- Exercise task
In the records below, pick out all lines containing the word "post".

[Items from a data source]
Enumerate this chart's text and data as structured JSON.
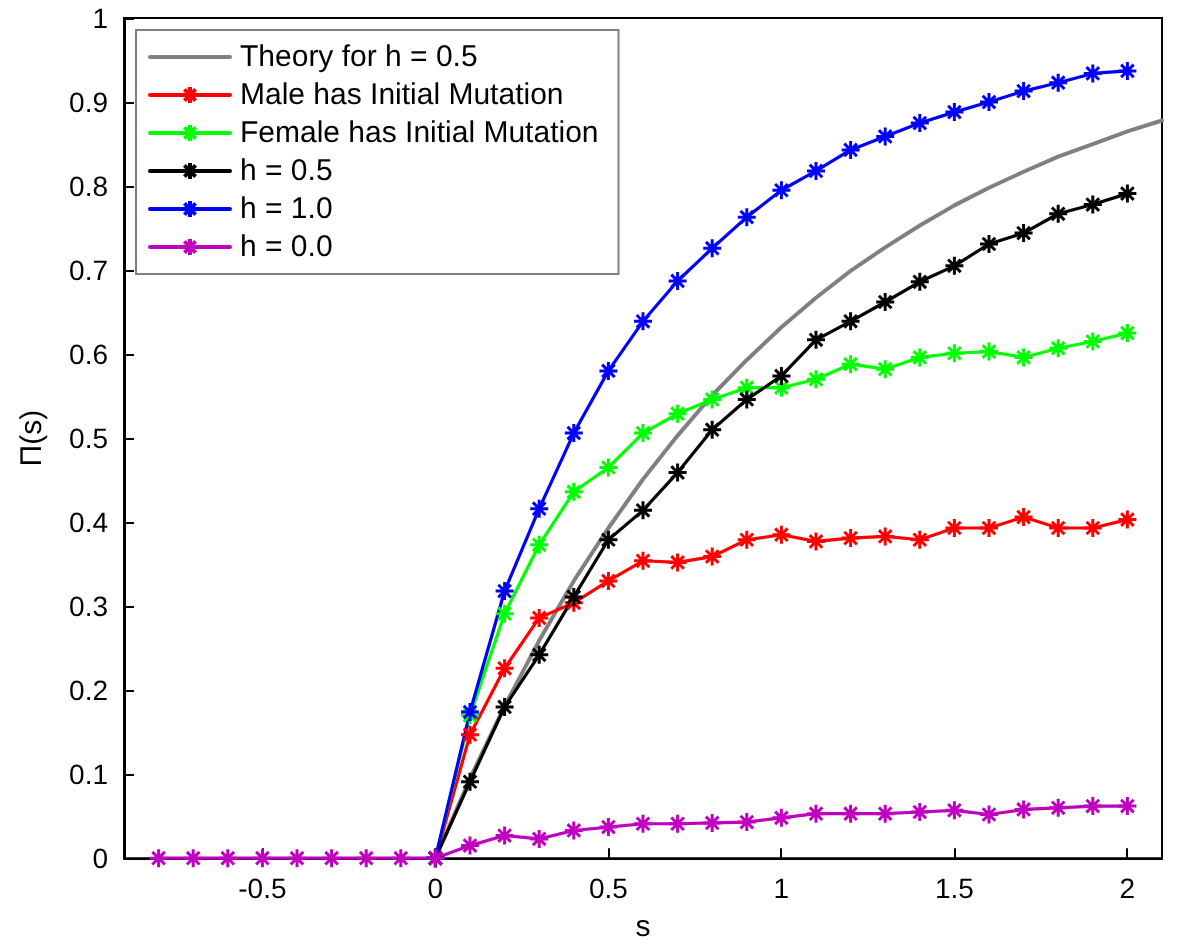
{
  "chart_data": {
    "type": "line",
    "xlabel": "s",
    "ylabel": "Π(s)",
    "xlim": [
      -0.9,
      2.1
    ],
    "xticks": [
      -0.5,
      0,
      0.5,
      1,
      1.5,
      2
    ],
    "ylim": [
      0,
      1
    ],
    "yticks": [
      0,
      0.1,
      0.2,
      0.3,
      0.4,
      0.5,
      0.6,
      0.7,
      0.8,
      0.9,
      1
    ],
    "grid": false,
    "legend": "top left",
    "marker": "cross",
    "line_style": "solid",
    "series": [
      {
        "name": "Theory for h = 0.5",
        "color": "#808080",
        "marker": "none",
        "x": [
          0,
          0.1,
          0.2,
          0.3,
          0.4,
          0.5,
          0.6,
          0.7,
          0.8,
          0.9,
          1,
          1.1,
          1.2,
          1.3,
          1.4,
          1.5,
          1.6,
          1.7,
          1.8,
          1.9,
          2,
          2.1
        ],
        "values": [
          0,
          0.095,
          0.181,
          0.259,
          0.33,
          0.393,
          0.451,
          0.503,
          0.551,
          0.593,
          0.632,
          0.667,
          0.699,
          0.727,
          0.753,
          0.777,
          0.798,
          0.817,
          0.835,
          0.85,
          0.865,
          0.878
        ]
      },
      {
        "name": "Male has Initial Mutation",
        "color": "#ff0000",
        "x": [
          0,
          0.1,
          0.2,
          0.3,
          0.4,
          0.5,
          0.6,
          0.7,
          0.8,
          0.9,
          1,
          1.1,
          1.2,
          1.3,
          1.4,
          1.5,
          1.6,
          1.7,
          1.8,
          1.9,
          2
        ],
        "values": [
          0,
          0.147,
          0.226,
          0.286,
          0.304,
          0.33,
          0.354,
          0.352,
          0.359,
          0.379,
          0.385,
          0.377,
          0.381,
          0.383,
          0.379,
          0.393,
          0.393,
          0.406,
          0.393,
          0.393,
          0.403
        ]
      },
      {
        "name": "Female has Initial Mutation",
        "color": "#00ff00",
        "x": [
          0,
          0.1,
          0.2,
          0.3,
          0.4,
          0.5,
          0.6,
          0.7,
          0.8,
          0.9,
          1,
          1.1,
          1.2,
          1.3,
          1.4,
          1.5,
          1.6,
          1.7,
          1.8,
          1.9,
          2
        ],
        "values": [
          0,
          0.17,
          0.291,
          0.373,
          0.436,
          0.465,
          0.506,
          0.529,
          0.546,
          0.56,
          0.56,
          0.57,
          0.588,
          0.582,
          0.596,
          0.601,
          0.603,
          0.596,
          0.607,
          0.615,
          0.625
        ]
      },
      {
        "name": "h = 0.5",
        "color": "#000000",
        "x": [
          0,
          0.1,
          0.2,
          0.3,
          0.4,
          0.5,
          0.6,
          0.7,
          0.8,
          0.9,
          1,
          1.1,
          1.2,
          1.3,
          1.4,
          1.5,
          1.6,
          1.7,
          1.8,
          1.9,
          2
        ],
        "values": [
          0,
          0.091,
          0.18,
          0.242,
          0.311,
          0.379,
          0.414,
          0.459,
          0.51,
          0.546,
          0.574,
          0.617,
          0.639,
          0.662,
          0.686,
          0.705,
          0.731,
          0.744,
          0.767,
          0.778,
          0.791
        ]
      },
      {
        "name": "h = 1.0",
        "color": "#0000ff",
        "x": [
          0,
          0.1,
          0.2,
          0.3,
          0.4,
          0.5,
          0.6,
          0.7,
          0.8,
          0.9,
          1,
          1.1,
          1.2,
          1.3,
          1.4,
          1.5,
          1.6,
          1.7,
          1.8,
          1.9,
          2
        ],
        "values": [
          0,
          0.174,
          0.318,
          0.416,
          0.506,
          0.58,
          0.639,
          0.687,
          0.726,
          0.763,
          0.795,
          0.818,
          0.843,
          0.859,
          0.875,
          0.888,
          0.9,
          0.913,
          0.923,
          0.934,
          0.937
        ]
      },
      {
        "name": "h = 0.0",
        "color": "#bf00bf",
        "x": [
          -0.8,
          -0.7,
          -0.6,
          -0.5,
          -0.4,
          -0.3,
          -0.2,
          -0.1,
          0,
          0.1,
          0.2,
          0.3,
          0.4,
          0.5,
          0.6,
          0.7,
          0.8,
          0.9,
          1,
          1.1,
          1.2,
          1.3,
          1.4,
          1.5,
          1.6,
          1.7,
          1.8,
          1.9,
          2
        ],
        "values": [
          0,
          0,
          0,
          0,
          0,
          0,
          0,
          0,
          0,
          0.015,
          0.027,
          0.023,
          0.033,
          0.037,
          0.041,
          0.041,
          0.042,
          0.043,
          0.048,
          0.053,
          0.053,
          0.053,
          0.055,
          0.057,
          0.052,
          0.058,
          0.06,
          0.062,
          0.062
        ]
      }
    ]
  }
}
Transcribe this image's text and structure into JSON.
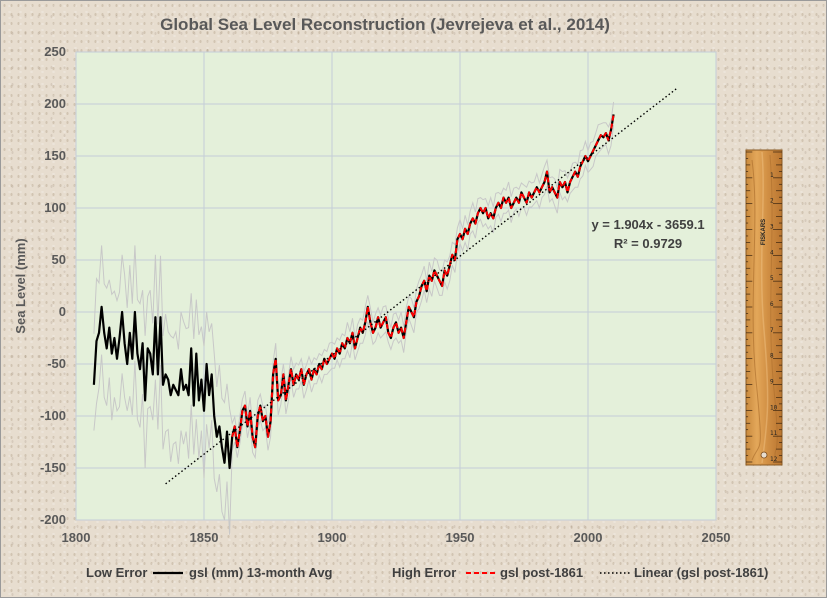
{
  "chart_data": {
    "type": "line",
    "title": "Global Sea Level Reconstruction (Jevrejeva et al., 2014)",
    "xlabel": "",
    "ylabel": "Sea Level (mm)",
    "xlim": [
      1800,
      2050
    ],
    "ylim": [
      -200,
      250
    ],
    "x_ticks": [
      "1800",
      "1850",
      "1900",
      "1950",
      "2000",
      "2050"
    ],
    "y_ticks": [
      "250",
      "200",
      "150",
      "100",
      "50",
      "0",
      "-50",
      "-100",
      "-150",
      "-200"
    ],
    "grid": true,
    "legend_position": "bottom",
    "series": [
      {
        "name": "gsl (mm) 13-month Avg",
        "color": "#000000",
        "points": [
          [
            1807,
            -70
          ],
          [
            1808,
            -28
          ],
          [
            1809,
            -20
          ],
          [
            1810,
            5
          ],
          [
            1811,
            -20
          ],
          [
            1812,
            -35
          ],
          [
            1813,
            -15
          ],
          [
            1814,
            -40
          ],
          [
            1815,
            -25
          ],
          [
            1816,
            -45
          ],
          [
            1817,
            -25
          ],
          [
            1818,
            0
          ],
          [
            1819,
            -30
          ],
          [
            1820,
            -50
          ],
          [
            1821,
            -20
          ],
          [
            1822,
            -45
          ],
          [
            1823,
            0
          ],
          [
            1824,
            -40
          ],
          [
            1825,
            -55
          ],
          [
            1826,
            -30
          ],
          [
            1827,
            -85
          ],
          [
            1828,
            -35
          ],
          [
            1829,
            -40
          ],
          [
            1830,
            -60
          ],
          [
            1831,
            -5
          ],
          [
            1832,
            -60
          ],
          [
            1833,
            -5
          ],
          [
            1834,
            -70
          ],
          [
            1835,
            -60
          ],
          [
            1836,
            -65
          ],
          [
            1837,
            -80
          ],
          [
            1838,
            -70
          ],
          [
            1839,
            -75
          ],
          [
            1840,
            -80
          ],
          [
            1841,
            -55
          ],
          [
            1842,
            -75
          ],
          [
            1843,
            -70
          ],
          [
            1844,
            -80
          ],
          [
            1845,
            -35
          ],
          [
            1846,
            -90
          ],
          [
            1847,
            -40
          ],
          [
            1848,
            -85
          ],
          [
            1849,
            -65
          ],
          [
            1850,
            -95
          ],
          [
            1851,
            -50
          ],
          [
            1852,
            -80
          ],
          [
            1853,
            -60
          ],
          [
            1854,
            -100
          ],
          [
            1855,
            -120
          ],
          [
            1856,
            -110
          ],
          [
            1857,
            -130
          ],
          [
            1858,
            -145
          ],
          [
            1859,
            -115
          ],
          [
            1860,
            -150
          ],
          [
            1861,
            -120
          ],
          [
            1862,
            -110
          ],
          [
            1863,
            -130
          ],
          [
            1864,
            -115
          ],
          [
            1865,
            -95
          ],
          [
            1866,
            -90
          ],
          [
            1867,
            -110
          ],
          [
            1868,
            -95
          ],
          [
            1869,
            -120
          ],
          [
            1870,
            -130
          ],
          [
            1871,
            -100
          ],
          [
            1872,
            -90
          ],
          [
            1873,
            -105
          ],
          [
            1874,
            -100
          ],
          [
            1875,
            -120
          ],
          [
            1876,
            -105
          ],
          [
            1877,
            -60
          ],
          [
            1878,
            -45
          ],
          [
            1879,
            -85
          ],
          [
            1880,
            -80
          ],
          [
            1881,
            -60
          ],
          [
            1882,
            -85
          ],
          [
            1883,
            -70
          ],
          [
            1884,
            -55
          ],
          [
            1885,
            -70
          ],
          [
            1886,
            -60
          ],
          [
            1887,
            -65
          ],
          [
            1888,
            -55
          ],
          [
            1889,
            -70
          ],
          [
            1890,
            -60
          ],
          [
            1891,
            -55
          ],
          [
            1892,
            -65
          ],
          [
            1893,
            -55
          ],
          [
            1894,
            -60
          ],
          [
            1895,
            -50
          ],
          [
            1896,
            -55
          ],
          [
            1897,
            -45
          ],
          [
            1898,
            -50
          ],
          [
            1899,
            -45
          ],
          [
            1900,
            -40
          ],
          [
            1901,
            -45
          ],
          [
            1902,
            -35
          ],
          [
            1903,
            -40
          ],
          [
            1904,
            -30
          ],
          [
            1905,
            -35
          ],
          [
            1906,
            -25
          ],
          [
            1907,
            -30
          ],
          [
            1908,
            -20
          ],
          [
            1909,
            -35
          ],
          [
            1910,
            -25
          ],
          [
            1911,
            -15
          ],
          [
            1912,
            -20
          ],
          [
            1913,
            -10
          ],
          [
            1914,
            5
          ],
          [
            1915,
            -10
          ],
          [
            1916,
            -20
          ],
          [
            1917,
            -15
          ],
          [
            1918,
            -5
          ],
          [
            1919,
            -15
          ],
          [
            1920,
            -10
          ],
          [
            1921,
            -5
          ],
          [
            1922,
            -20
          ],
          [
            1923,
            -25
          ],
          [
            1924,
            -15
          ],
          [
            1925,
            -10
          ],
          [
            1926,
            -20
          ],
          [
            1927,
            -15
          ],
          [
            1928,
            -25
          ],
          [
            1929,
            -10
          ],
          [
            1930,
            5
          ],
          [
            1931,
            0
          ],
          [
            1932,
            -5
          ],
          [
            1933,
            10
          ],
          [
            1934,
            15
          ],
          [
            1935,
            25
          ],
          [
            1936,
            30
          ],
          [
            1937,
            20
          ],
          [
            1938,
            35
          ],
          [
            1939,
            30
          ],
          [
            1940,
            40
          ],
          [
            1941,
            35
          ],
          [
            1942,
            30
          ],
          [
            1943,
            25
          ],
          [
            1944,
            40
          ],
          [
            1945,
            35
          ],
          [
            1946,
            45
          ],
          [
            1947,
            55
          ],
          [
            1948,
            50
          ],
          [
            1949,
            70
          ],
          [
            1950,
            75
          ],
          [
            1951,
            70
          ],
          [
            1952,
            80
          ],
          [
            1953,
            75
          ],
          [
            1954,
            85
          ],
          [
            1955,
            90
          ],
          [
            1956,
            85
          ],
          [
            1957,
            95
          ],
          [
            1958,
            100
          ],
          [
            1959,
            95
          ],
          [
            1960,
            100
          ],
          [
            1961,
            90
          ],
          [
            1962,
            95
          ],
          [
            1963,
            90
          ],
          [
            1964,
            100
          ],
          [
            1965,
            105
          ],
          [
            1966,
            100
          ],
          [
            1967,
            110
          ],
          [
            1968,
            105
          ],
          [
            1969,
            110
          ],
          [
            1970,
            100
          ],
          [
            1971,
            105
          ],
          [
            1972,
            110
          ],
          [
            1973,
            105
          ],
          [
            1974,
            115
          ],
          [
            1975,
            110
          ],
          [
            1976,
            105
          ],
          [
            1977,
            115
          ],
          [
            1978,
            110
          ],
          [
            1979,
            115
          ],
          [
            1980,
            120
          ],
          [
            1981,
            115
          ],
          [
            1982,
            120
          ],
          [
            1983,
            125
          ],
          [
            1984,
            135
          ],
          [
            1985,
            115
          ],
          [
            1986,
            120
          ],
          [
            1987,
            115
          ],
          [
            1988,
            110
          ],
          [
            1989,
            125
          ],
          [
            1990,
            120
          ],
          [
            1991,
            125
          ],
          [
            1992,
            115
          ],
          [
            1993,
            125
          ],
          [
            1994,
            130
          ],
          [
            1995,
            135
          ],
          [
            1996,
            130
          ],
          [
            1997,
            140
          ],
          [
            1998,
            145
          ],
          [
            1999,
            150
          ],
          [
            2000,
            145
          ],
          [
            2001,
            150
          ],
          [
            2002,
            155
          ],
          [
            2003,
            160
          ],
          [
            2004,
            165
          ],
          [
            2005,
            170
          ],
          [
            2006,
            168
          ],
          [
            2007,
            172
          ],
          [
            2008,
            165
          ],
          [
            2009,
            175
          ],
          [
            2010,
            190
          ]
        ]
      },
      {
        "name": "gsl post-1861",
        "color": "#ff0000",
        "start": 1861
      },
      {
        "name": "Low Error",
        "color": "#c8c8c8"
      },
      {
        "name": "High Error",
        "color": "#c8c8c8"
      },
      {
        "name": "Linear (gsl post-1861)",
        "color": "#000000",
        "slope": 1.904,
        "intercept": -3659.1,
        "x_range": [
          1835,
          2035
        ]
      }
    ],
    "annotations": {
      "equation": "y = 1.904x - 3659.1",
      "r_squared": "R² = 0.9729"
    },
    "legend": [
      {
        "label": "Low Error",
        "color": "#c8c8c8",
        "style": "solid"
      },
      {
        "label": "gsl (mm) 13-month Avg",
        "color": "#000000",
        "style": "solid"
      },
      {
        "label": "High Error",
        "color": "#c8c8c8",
        "style": "solid"
      },
      {
        "label": "gsl post-1861",
        "color": "#ff0000",
        "style": "dashed"
      },
      {
        "label": "Linear (gsl post-1861)",
        "color": "#000000",
        "style": "dotted"
      }
    ]
  },
  "ruler": {
    "brand": "FISKARS",
    "tick_labels": [
      "1",
      "2",
      "3",
      "4",
      "5",
      "6",
      "7",
      "8",
      "9",
      "10",
      "11",
      "12"
    ]
  }
}
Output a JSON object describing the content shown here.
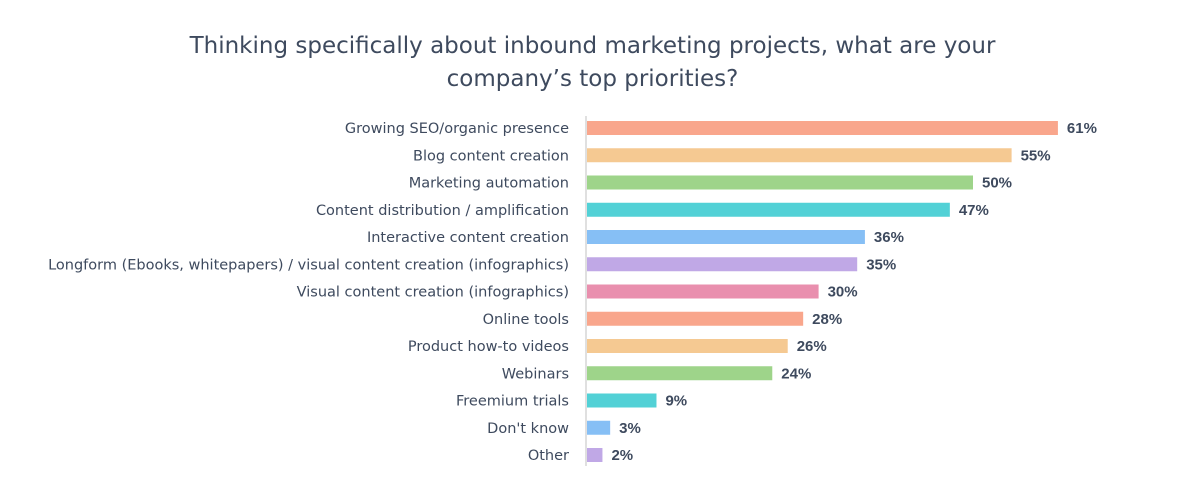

- Output for this exercise
        "name": "gsl post-1861",
        "name": "Linear (gsl post-1861)",
        "label": "gsl post-1861",
        "label": "Linear (gsl post-1861)",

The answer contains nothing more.